» **GOAL**: Put the part of the rows below that opens with the line containing "Patent image size: (485, 1065)." and closes with the line containing "The tie bar start circuit 174", both included, into a Markdown table with columns No. and Line. Number each line in order and leave out blank lines.

» **DATA ENTRIES**:
********************

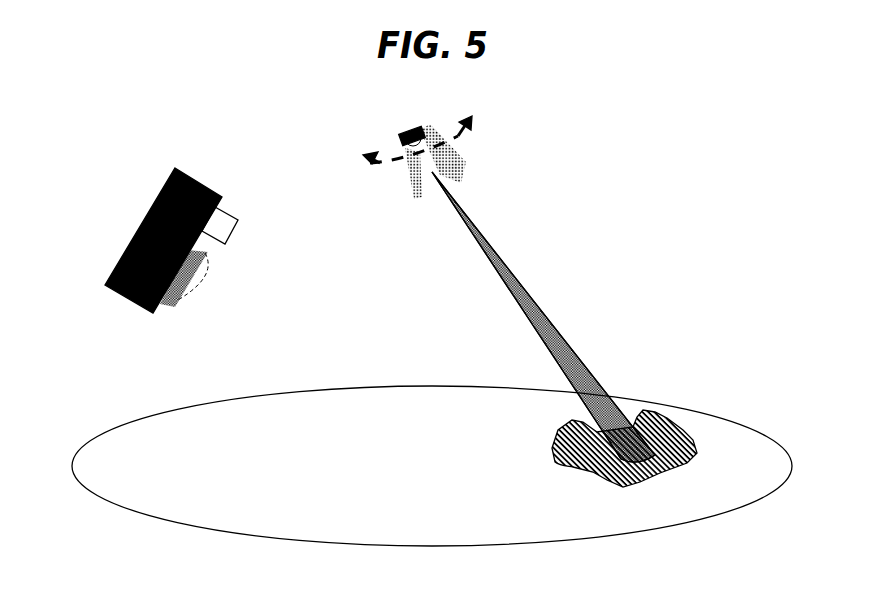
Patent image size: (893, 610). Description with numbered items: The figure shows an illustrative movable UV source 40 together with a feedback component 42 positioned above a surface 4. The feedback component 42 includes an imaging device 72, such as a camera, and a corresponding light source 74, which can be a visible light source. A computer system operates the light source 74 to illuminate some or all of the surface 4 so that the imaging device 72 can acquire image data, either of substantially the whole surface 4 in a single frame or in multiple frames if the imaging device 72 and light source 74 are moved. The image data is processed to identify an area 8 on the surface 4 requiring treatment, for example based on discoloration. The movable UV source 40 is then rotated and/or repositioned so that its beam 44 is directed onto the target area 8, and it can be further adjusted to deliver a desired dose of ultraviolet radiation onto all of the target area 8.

The surface 4 is at (310, 410).
The target area 8 is at (657, 417).
The movable UV source 40 is at (412, 125).
The feedback component 42 is at (176, 252).
The beam 44 is at (522, 302).
The imaging device 72 is at (140, 307).
The light source 74 is at (225, 225).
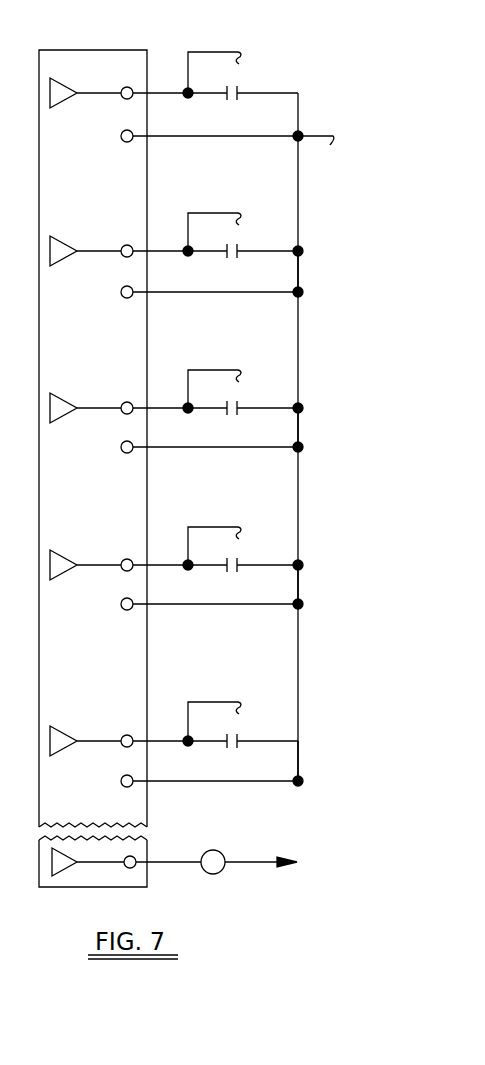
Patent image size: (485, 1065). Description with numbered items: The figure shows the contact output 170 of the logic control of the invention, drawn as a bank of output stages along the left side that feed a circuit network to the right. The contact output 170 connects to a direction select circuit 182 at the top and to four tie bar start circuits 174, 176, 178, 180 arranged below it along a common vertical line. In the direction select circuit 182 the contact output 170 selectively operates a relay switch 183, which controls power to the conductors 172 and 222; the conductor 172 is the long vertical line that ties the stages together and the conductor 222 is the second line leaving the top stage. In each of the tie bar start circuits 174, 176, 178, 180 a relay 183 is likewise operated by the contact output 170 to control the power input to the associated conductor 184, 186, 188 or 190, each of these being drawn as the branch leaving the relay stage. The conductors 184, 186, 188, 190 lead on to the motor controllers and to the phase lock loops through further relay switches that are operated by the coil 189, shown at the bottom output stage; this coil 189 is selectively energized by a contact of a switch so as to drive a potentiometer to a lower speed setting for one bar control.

The contact output 170 is at (76, 62).
The conductor 172 is at (300, 110).
The tie bar start circuit 174 is at (309, 273).
The tie bar start circuit 176 is at (309, 426).
The tie bar start circuit 178 is at (309, 606).
The tie bar start circuit 180 is at (308, 751).
The direction select circuit 182 is at (222, 42).
The relay switch 183 is at (240, 88).
The conductor 184 is at (236, 208).
The conductor 186 is at (233, 367).
The conductor 188 is at (238, 527).
The coil 189 is at (208, 865).
The conductor 190 is at (234, 687).
The conductor 222 is at (324, 130).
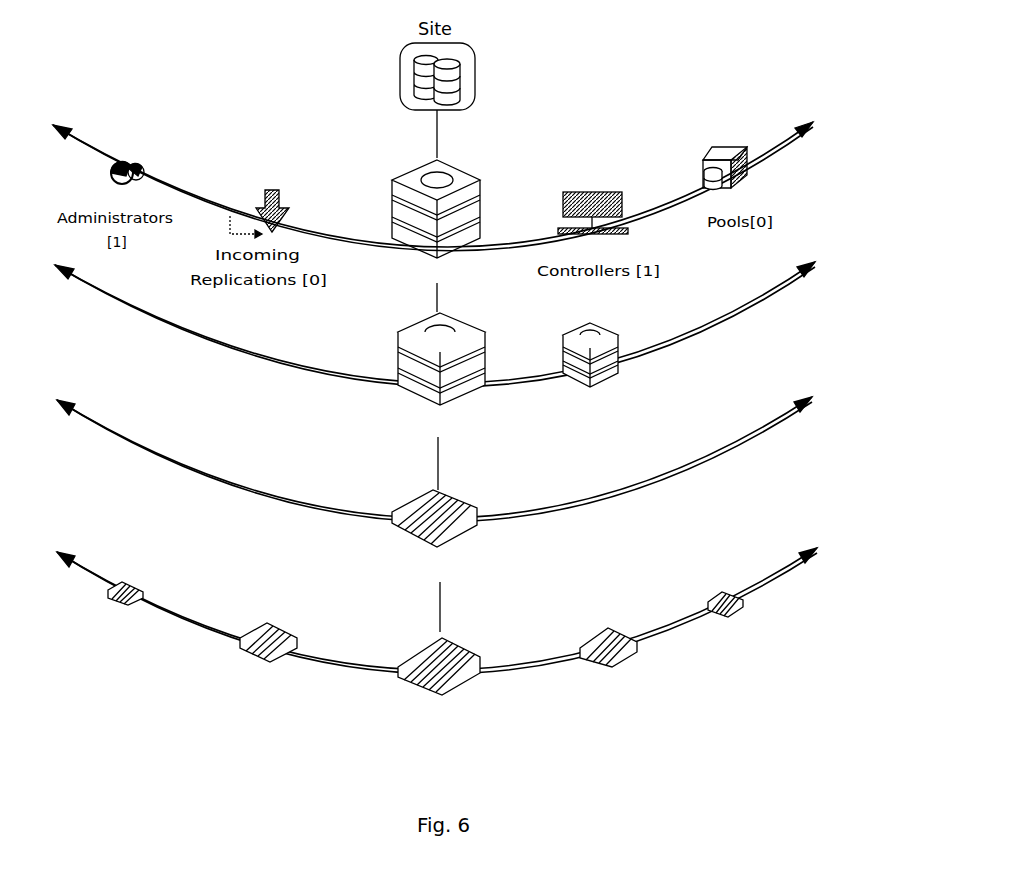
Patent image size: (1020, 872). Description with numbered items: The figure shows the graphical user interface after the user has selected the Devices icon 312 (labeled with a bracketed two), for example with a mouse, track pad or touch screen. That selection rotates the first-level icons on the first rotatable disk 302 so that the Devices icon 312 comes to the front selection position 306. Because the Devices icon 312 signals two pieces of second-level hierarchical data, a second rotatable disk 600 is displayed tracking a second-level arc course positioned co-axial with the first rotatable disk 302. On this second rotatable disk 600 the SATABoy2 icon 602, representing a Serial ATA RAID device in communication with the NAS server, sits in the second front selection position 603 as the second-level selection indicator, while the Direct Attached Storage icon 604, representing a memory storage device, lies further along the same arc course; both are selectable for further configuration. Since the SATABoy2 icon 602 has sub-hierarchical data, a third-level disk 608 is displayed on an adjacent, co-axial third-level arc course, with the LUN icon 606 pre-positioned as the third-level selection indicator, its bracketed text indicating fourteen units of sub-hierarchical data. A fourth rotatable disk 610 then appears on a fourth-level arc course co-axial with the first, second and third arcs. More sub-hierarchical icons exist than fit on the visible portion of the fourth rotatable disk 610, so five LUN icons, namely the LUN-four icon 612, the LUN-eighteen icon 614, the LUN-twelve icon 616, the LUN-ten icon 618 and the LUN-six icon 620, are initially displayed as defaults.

The first rotatable disk 302 is at (778, 152).
The front selection position 306 is at (481, 231).
The Devices[2] icon 312 is at (458, 170).
The second rotatable disk 600 is at (780, 288).
The SATABoy2 icon 602 is at (460, 335).
The second front selection position 603 is at (491, 366).
The Direct Attached Storage icon 604 is at (603, 330).
The LUN[14] icon 606 is at (457, 502).
The third-level disk 608 is at (757, 438).
The fourth rotatable disk 610 is at (770, 582).
The LUN[4] icon 612 is at (127, 582).
The LUN[18] icon 614 is at (273, 623).
The LUN[12] icon 616 is at (458, 642).
The LUN[10] icon 618 is at (612, 628).
The LUN[06] icon 620 is at (723, 590).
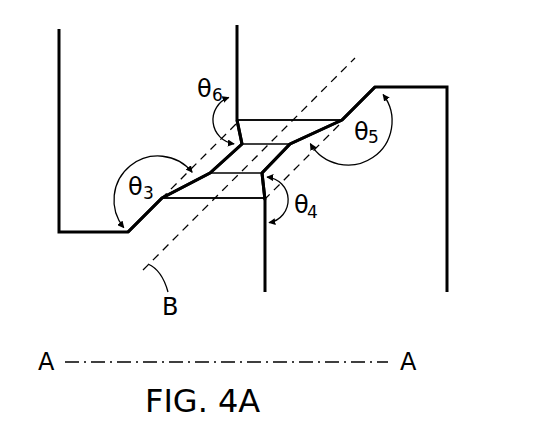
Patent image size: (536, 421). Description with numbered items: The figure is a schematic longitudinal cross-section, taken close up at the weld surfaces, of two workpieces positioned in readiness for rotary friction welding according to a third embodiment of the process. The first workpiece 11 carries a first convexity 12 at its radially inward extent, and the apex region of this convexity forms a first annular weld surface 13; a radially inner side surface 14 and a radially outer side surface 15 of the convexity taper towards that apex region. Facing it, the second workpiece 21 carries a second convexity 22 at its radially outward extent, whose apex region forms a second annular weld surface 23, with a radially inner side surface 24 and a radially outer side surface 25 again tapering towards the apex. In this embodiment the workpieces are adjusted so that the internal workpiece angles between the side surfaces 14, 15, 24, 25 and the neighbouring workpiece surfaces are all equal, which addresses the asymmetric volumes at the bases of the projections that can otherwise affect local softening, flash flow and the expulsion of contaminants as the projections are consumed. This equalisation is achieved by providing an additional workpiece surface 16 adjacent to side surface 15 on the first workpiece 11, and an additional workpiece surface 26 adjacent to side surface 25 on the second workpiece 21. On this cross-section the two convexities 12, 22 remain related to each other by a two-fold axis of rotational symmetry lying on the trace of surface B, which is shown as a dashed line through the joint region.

The first workpiece 11 is at (138, 50).
The first convexity 12 is at (190, 166).
The first annular weld surface 13 is at (227, 158).
The radially inner side surface 14 is at (191, 180).
The radially outer side surface 15 is at (243, 130).
The additional workpiece surface 16 is at (140, 230).
The second workpiece 21 is at (378, 302).
The second convexity 22 is at (311, 142).
The second annular weld surface 23 is at (283, 152).
The radially inner side surface 24 is at (259, 183).
The radially outer side surface 25 is at (331, 120).
The additional workpiece surface 26 is at (353, 110).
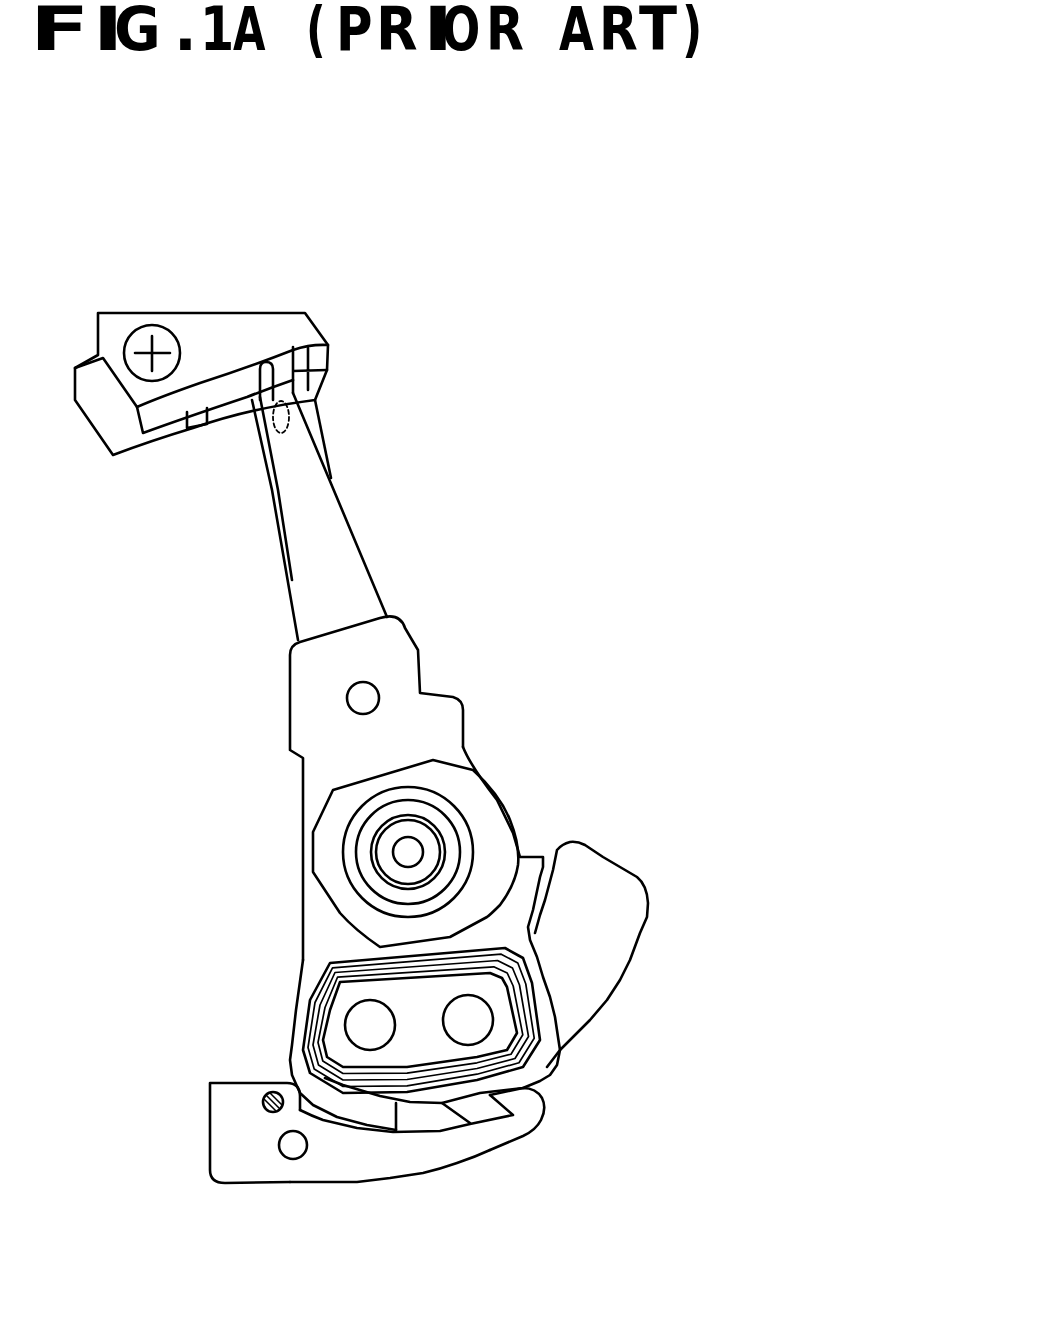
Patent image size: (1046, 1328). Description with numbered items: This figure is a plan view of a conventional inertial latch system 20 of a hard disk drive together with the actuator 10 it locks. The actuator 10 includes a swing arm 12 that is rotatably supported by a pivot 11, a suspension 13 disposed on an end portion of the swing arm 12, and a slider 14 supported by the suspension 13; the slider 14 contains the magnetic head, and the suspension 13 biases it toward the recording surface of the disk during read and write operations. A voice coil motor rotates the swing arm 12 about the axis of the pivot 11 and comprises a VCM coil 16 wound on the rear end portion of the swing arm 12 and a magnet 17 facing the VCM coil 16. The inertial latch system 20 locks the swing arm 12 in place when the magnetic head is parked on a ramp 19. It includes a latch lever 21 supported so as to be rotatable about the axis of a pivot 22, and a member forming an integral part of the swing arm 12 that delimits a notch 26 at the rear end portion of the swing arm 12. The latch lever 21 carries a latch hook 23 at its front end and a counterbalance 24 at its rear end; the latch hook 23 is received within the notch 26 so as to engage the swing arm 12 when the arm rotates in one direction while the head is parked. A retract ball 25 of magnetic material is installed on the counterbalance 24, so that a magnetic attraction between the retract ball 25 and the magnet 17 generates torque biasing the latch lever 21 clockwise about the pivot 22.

The actuator 10 is at (492, 798).
The pivot 11 is at (408, 852).
The swing arm 12 is at (393, 653).
The suspension 13 is at (340, 545).
The slider 14 is at (290, 425).
The VCM coil 16 is at (540, 1036).
The magnet 17 is at (607, 947).
The ramp 19 is at (285, 325).
The inertial latch system 20 is at (383, 1170).
The latch lever 21 is at (405, 1163).
The pivot 22 is at (295, 1152).
The latch hook 23 is at (532, 1105).
The counterbalance 24 is at (223, 1152).
The retract ball 25 is at (270, 1092).
The notch 26 is at (440, 1127).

********************

» **SOLUTION FOR THIS TASK**:
| No. | Line |
|---|---|
| 1 | Patent image size: (485, 1065). Description with numbered items: The figure shows the contact output 170 of the logic control of the invention, drawn as a bank of output stages along the left side that feed a circuit network to the right. The contact output 170 connects to a direction select circuit 182 at the top and to four tie bar start circuits 174, 176, 178, 180 arranged below it along a common vertical line. In the direction select circuit 182 the contact output 170 selectively operates a relay switch 183, which controls power to the conductors 172 and 222; the conductor 172 is the long vertical line that ties the stages together and the conductor 222 is the second line leaving the top stage. In each of the tie bar start circuits 174, 176, 178, 180 a relay 183 is likewise operated by the contact output 170 to control the power input to the associated conductor 184, 186, 188 or 190, each of these being drawn as the branch leaving the relay stage. The conductors 184, 186, 188, 190 lead on to the motor controllers and to the phase lock loops through further relay switches that are operated by the coil 189, shown at the bottom output stage; this coil 189 is selectively energized by a contact of a switch so as to drive a potentiometer to a lower speed setting for one bar control. |
| 2 | The contact output 170 is at (76, 62). |
| 3 | The conductor 172 is at (300, 110). |
| 4 | The tie bar start circuit 174 is at (309, 273). |